Instrução: Escreva a continuação do texto sobre o desempenho eleitoral de mulheres nas eleições municipais, começando logo após a última frase apresentada.

### Seção de texto

Pesquisa da FFLCH aponta como a quantidade de habitantes dos municípios interfere no resultado eleitoral de mulheres ao relacionar financiamento, capital e tamanho
Nas eleições municipais de 2024, o percentual de mulheres eleitas no contexto municipal chegou a quase 18%, registrando recorde no número de prefeitas e vereadoras eleitas, de acordo com dados da Consultoria-Geral da Câmara dos Deputados.
Bianca Pereira Berti, internacionalista e mestre em Ciência Política pela FFLCH, investigou, em sua dissertação de mestrado, os fatores que influenciam o sucesso eleitoral das mulheres nas eleições municipais no Brasil. Segundo a pesquisadora, é possível que uma candidata, ao concorrer em um município, possa ter um desempenho diferente caso concorra em outro. “Eu queria entender se esse contexto territorial tende a favorecer ou a impedir que mulheres sejam eleitas”.
Políticas de cotas
Bianca Berti iniciou sua pesquisa quantitativa analisando as políticas de cotas para as mulheres no Legislativo, que entraram em vigor no fim dos anos 1990. As cotas, garantidas em lei, determinam que os partidos devem ter pelo menos 30% de mulheres na chapa concorrendo nas eleições para o Poder Legislativo.
Entretanto, a pesquisadora identifica problemas na implementação dessa política: “Muitas vezes, os partidos encontram estratégias para burlar essa reserva de vagas e, mesmo que ela funcionasse efetivamente da forma como foi pensada, ela não se traduz no aumento da representatividade feminina no Legislativo, justamente porque você não cria outras condições para que ela funcione melhor”.
As cotas apresentam falhas mesmo com projetos de lei que trazem mudanças, já que os partidos continuam tentando se adequar sem cumprir a norma efetivamente. Recentemente, o Supremo Tribunal Federal (STF) determinou que o financiamento de campanha seja distribuído acompanhando a lei de cotas, ou seja, seja destinado proporcionalmente às candidaturas.

######
### Informações registradas

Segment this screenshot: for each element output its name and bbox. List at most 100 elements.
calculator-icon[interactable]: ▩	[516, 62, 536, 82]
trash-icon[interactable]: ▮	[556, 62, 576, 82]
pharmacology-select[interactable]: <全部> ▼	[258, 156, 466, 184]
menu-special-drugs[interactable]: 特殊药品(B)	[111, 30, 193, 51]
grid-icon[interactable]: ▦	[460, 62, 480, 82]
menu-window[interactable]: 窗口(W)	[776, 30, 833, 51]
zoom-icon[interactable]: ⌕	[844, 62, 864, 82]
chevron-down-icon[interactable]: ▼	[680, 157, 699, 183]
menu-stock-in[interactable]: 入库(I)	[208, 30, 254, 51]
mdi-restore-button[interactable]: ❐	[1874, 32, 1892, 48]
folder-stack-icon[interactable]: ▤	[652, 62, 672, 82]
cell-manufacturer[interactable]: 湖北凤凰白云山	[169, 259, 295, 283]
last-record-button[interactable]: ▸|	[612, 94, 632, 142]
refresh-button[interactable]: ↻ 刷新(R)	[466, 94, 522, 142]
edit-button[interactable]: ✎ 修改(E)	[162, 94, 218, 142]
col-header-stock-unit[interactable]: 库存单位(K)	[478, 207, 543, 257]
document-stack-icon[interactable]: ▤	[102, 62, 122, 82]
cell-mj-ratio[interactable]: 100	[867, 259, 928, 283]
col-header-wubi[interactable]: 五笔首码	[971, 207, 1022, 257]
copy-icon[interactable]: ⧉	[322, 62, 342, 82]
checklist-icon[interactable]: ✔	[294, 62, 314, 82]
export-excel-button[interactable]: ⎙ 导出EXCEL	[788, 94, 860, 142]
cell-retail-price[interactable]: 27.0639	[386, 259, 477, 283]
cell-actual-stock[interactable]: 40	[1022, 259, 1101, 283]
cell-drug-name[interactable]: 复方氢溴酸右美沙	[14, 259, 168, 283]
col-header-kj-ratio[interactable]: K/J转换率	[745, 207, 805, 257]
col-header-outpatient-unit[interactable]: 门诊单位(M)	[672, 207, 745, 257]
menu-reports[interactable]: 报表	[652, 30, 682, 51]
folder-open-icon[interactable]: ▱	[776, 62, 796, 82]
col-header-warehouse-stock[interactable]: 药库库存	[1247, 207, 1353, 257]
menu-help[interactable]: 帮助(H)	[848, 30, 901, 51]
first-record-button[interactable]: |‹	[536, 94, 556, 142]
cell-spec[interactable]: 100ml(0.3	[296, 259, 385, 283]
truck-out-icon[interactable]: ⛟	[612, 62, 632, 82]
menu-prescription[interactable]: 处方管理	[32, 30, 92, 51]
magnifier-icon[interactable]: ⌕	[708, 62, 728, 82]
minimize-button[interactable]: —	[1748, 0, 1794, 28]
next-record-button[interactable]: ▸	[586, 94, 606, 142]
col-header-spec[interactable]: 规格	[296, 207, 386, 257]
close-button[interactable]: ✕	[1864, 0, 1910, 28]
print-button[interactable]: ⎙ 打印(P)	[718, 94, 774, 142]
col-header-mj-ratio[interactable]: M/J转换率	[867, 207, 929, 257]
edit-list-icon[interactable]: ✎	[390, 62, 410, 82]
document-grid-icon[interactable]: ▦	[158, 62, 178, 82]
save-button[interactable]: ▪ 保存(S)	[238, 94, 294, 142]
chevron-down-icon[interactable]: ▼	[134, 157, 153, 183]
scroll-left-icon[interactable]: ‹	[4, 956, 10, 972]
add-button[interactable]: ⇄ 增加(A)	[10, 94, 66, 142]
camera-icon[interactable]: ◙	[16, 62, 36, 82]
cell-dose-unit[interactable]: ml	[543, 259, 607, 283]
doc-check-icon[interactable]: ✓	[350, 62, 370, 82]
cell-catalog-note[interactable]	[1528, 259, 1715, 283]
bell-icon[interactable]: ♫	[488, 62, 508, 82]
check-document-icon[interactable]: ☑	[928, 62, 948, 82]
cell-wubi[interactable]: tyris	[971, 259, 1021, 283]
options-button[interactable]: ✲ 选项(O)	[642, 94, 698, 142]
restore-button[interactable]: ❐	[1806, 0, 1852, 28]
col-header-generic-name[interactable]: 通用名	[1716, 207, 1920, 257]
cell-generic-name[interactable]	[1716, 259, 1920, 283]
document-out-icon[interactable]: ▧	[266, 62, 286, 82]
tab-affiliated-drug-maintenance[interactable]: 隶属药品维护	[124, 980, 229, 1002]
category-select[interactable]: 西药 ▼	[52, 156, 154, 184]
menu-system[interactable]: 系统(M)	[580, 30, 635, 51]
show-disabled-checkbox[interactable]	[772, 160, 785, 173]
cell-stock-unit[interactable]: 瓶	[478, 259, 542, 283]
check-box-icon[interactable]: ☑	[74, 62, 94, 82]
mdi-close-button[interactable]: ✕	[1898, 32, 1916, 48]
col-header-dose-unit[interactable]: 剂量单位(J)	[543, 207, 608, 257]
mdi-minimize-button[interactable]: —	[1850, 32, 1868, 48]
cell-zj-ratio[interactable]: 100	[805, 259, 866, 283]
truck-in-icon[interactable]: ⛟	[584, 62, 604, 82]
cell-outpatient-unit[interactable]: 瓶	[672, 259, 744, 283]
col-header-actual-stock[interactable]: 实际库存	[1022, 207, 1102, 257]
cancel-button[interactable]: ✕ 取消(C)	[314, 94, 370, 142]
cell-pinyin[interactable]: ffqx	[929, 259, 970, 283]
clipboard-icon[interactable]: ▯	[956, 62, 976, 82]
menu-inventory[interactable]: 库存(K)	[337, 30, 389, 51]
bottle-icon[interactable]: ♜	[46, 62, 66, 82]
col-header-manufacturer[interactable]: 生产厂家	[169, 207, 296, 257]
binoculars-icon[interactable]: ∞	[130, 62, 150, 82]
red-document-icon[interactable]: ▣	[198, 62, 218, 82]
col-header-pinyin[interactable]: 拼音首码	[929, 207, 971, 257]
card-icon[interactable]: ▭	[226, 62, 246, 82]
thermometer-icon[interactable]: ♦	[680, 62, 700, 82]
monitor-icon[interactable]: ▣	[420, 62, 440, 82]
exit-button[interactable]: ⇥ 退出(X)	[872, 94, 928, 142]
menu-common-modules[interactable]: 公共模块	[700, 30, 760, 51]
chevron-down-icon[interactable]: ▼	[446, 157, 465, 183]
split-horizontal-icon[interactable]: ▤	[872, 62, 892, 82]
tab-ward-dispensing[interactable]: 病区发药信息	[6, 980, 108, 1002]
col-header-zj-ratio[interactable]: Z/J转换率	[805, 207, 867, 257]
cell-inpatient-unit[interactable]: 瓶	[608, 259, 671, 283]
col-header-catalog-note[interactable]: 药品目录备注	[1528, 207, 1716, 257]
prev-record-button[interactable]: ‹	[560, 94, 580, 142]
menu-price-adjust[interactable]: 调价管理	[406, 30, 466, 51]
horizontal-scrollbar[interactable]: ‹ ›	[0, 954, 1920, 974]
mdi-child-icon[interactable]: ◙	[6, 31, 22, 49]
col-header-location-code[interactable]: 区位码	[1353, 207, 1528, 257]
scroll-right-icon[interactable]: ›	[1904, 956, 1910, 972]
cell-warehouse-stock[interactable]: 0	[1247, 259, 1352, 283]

######

Resposta à tarefa:
Bianca explica que, em países que adotam práticas semelhantes às de cotas, é implementado também o chamado mandato de posição, em que “o sistema ordena quem são os candidatos do partido a partir de critérios pré-determinados e, quando você faz isso, você concede maiores chances para as mulheres se elegerem, mesmo não tendo vagas reservadas para elas”.
Tamanho do município
A partir de uma análise estatística, Bianca buscou identificar outros fatores que contribuem para a persistência da baixa representatividade feminina no Brasil. A pesquisadora analisou o tamanho dos municípios e seus efeitos sobre o sucesso eleitoral das mulheres que concorrem aos cargos municipais.
A literatura internacional entende que, em um sistema político mais plural, em cidades maiores, com mais debates democráticos e mais dinheiro, a possibilidade de atendimento à demanda de representatividade feminina é maior. Entretanto, a pesquisa identificou que o efeito é diferente no contexto brasileiro.
Nos municípios menores, de até 20 mil habitantes, o sucesso eleitoral feminino é maior e apresenta um pico na curva de regressão simples. A pesquisa também verificou que municípios pequenos, de 20 mil a 50 mil habitantes, e médios, de 50 mil a 100 mil, são os que menos elegem mulheres. O nível de sucesso eleitoral volta a crescer nas metrópoles com mais de 1 milhão de eleitores.
De acordo com Bianca, “A hipótese que pode ser levantada para justificar essa diferença é: quanto maior o município, maior a competição eleitoral. Então, por mais que se tenha mais recursos, você tem muito mais candidatos ali competindo por financiamento de campanha. E nos menores, há menos candidatos, e existe uma influência maior de certos capitais que o próprio candidato vai desenvolver. Então, se ele tem uma força comunitária, por exemplo, isso é mais expressivo num município muito pequeno do que num grande”.
Financiamento e capital político
No contexto estadual e federal, outras pesquisas já verificaram que o incremento no financiamento de campanha é mais importante para mulheres do que para homens. Já no contexto municipal, Bianca identificou que os homens colhem mais benefícios com o aumento desse financiamento.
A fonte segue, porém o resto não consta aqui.